▸ Work required
Find how many lines hold the word "ANALOG". Give only the number.

▸ Data shown

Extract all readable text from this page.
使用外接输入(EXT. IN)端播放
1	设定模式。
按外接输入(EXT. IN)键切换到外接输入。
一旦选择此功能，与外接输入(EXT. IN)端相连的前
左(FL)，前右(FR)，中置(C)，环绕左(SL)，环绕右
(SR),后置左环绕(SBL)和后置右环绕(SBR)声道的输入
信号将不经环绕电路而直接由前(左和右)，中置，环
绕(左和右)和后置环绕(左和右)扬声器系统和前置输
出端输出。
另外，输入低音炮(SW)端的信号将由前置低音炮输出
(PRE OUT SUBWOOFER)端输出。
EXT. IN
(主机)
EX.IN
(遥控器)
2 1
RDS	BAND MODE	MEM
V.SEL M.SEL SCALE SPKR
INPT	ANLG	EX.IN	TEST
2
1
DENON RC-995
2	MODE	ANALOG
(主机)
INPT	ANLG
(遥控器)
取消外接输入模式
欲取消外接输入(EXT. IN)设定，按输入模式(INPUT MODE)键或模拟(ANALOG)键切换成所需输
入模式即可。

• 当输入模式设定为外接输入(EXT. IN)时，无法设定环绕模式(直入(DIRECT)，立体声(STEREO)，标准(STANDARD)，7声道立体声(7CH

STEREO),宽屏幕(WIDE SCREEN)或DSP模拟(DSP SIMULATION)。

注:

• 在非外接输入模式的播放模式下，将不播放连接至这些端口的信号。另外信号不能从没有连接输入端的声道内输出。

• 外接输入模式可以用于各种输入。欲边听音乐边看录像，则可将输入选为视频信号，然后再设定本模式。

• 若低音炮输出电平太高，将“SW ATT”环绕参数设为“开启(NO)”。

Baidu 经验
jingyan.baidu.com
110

▸ Correct answer
2